------ Provided records
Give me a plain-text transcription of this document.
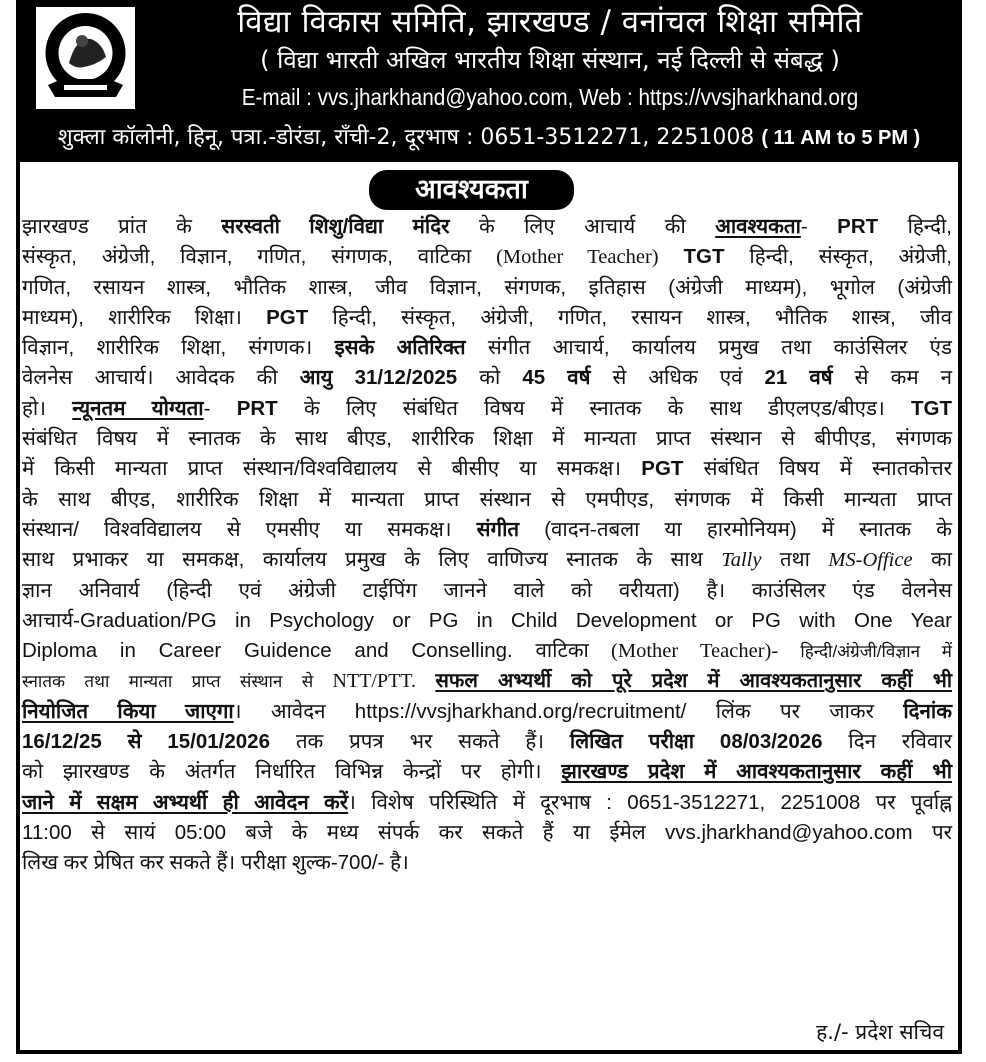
विद्या विकास समिति, झारखण्ड / वनांचल शिक्षा समिति
( विद्या भारती अखिल भारतीय शिक्षा संस्थान, नई दिल्ली से संबद्ध )
E-mail : vvs.jharkhand@yahoo.com, Web : https://vvsjharkhand.org
शुक्ला कॉलोनी, हिनू, पत्रा.-डोरंडा, राँची-2, दूरभाष : 0651-3512271, 2251008 ( 11 AM to 5 PM )
आवश्यकता
झारखण्ड प्रांत के सरस्वती शिशु/विद्या मंदिर के लिए आचार्य की आवश्यकता- PRT हिन्दी,
संस्कृत, अंग्रेजी, विज्ञान, गणित, संगणक, वाटिका (Mother Teacher) TGT हिन्दी, संस्कृत, अंग्रेजी,
गणित, रसायन शास्त्र, भौतिक शास्त्र, जीव विज्ञान, संगणक, इतिहास (अंग्रेजी माध्यम), भूगोल (अंग्रेजी
माध्यम), शारीरिक शिक्षा। PGT हिन्दी, संस्कृत, अंग्रेजी, गणित, रसायन शास्त्र, भौतिक शास्त्र, जीव
विज्ञान, शारीरिक शिक्षा, संगणक। इसके अतिरिक्त संगीत आचार्य, कार्यालय प्रमुख तथा काउंसिलर एंड
वेलनेस आचार्य। आवेदक की आयु 31/12/2025 को 45 वर्ष से अधिक एवं 21 वर्ष से कम न
हो। न्यूनतम योग्यता- PRT के लिए संबंधित विषय में स्नातक के साथ डीएलएड/बीएड। TGT
संबंधित विषय में स्नातक के साथ बीएड, शारीरिक शिक्षा में मान्यता प्राप्त संस्थान से बीपीएड, संगणक
में किसी मान्यता प्राप्त संस्थान/विश्वविद्यालय से बीसीए या समकक्ष। PGT संबंधित विषय में स्नातकोत्तर
के साथ बीएड, शारीरिक शिक्षा में मान्यता प्राप्त संस्थान से एमपीएड, संगणक में किसी मान्यता प्राप्त
संस्थान/ विश्वविद्यालय से एमसीए या समकक्ष। संगीत (वादन-तबला या हारमोनियम) में स्नातक के
साथ प्रभाकर या समकक्ष, कार्यालय प्रमुख के लिए वाणिज्य स्नातक के साथ Tally तथा MS-Office का
ज्ञान अनिवार्य (हिन्दी एवं अंग्रेजी टाईपिंग जानने वाले को वरीयता) है। काउंसिलर एंड वेलनेस
आचार्य-Graduation/PG in Psychology or PG in Child Development or PG with One Year
Diploma in Career Guidence and Conselling. वाटिका (Mother Teacher)- हिन्दी/अंग्रेजी/विज्ञान में
स्नातक तथा मान्यता प्राप्त संस्थान से NTT/PTT. सफल अभ्यर्थी को पूरे प्रदेश में आवश्यकतानुसार कहीं भी
नियोजित किया जाएगा। आवेदन https://vvsjharkhand.org/recruitment/ लिंक पर जाकर दिनांक
16/12/25 से 15/01/2026 तक प्रपत्र भर सकते हैं। लिखित परीक्षा 08/03/2026 दिन रविवार
को झारखण्ड के अंतर्गत निर्धारित विभिन्न केन्द्रों पर होगी। झारखण्ड प्रदेश में आवश्यकतानुसार कहीं भी
जाने में सक्षम अभ्यर्थी ही आवेदन करें। विशेष परिस्थिति में दूरभाष : 0651-3512271, 2251008 पर पूर्वाह्न
11:00 से सायं 05:00 बजे के मध्य संपर्क कर सकते हैं या ईमेल vvs.jharkhand@yahoo.com पर
लिख कर प्रेषित कर सकते हैं। परीक्षा शुल्क-700/- है।
ह./- प्रदेश सचिव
------------
→ **Task details**
Count the lines of the material that include the word "yahoo", then report only the total.

→ **Result below**
2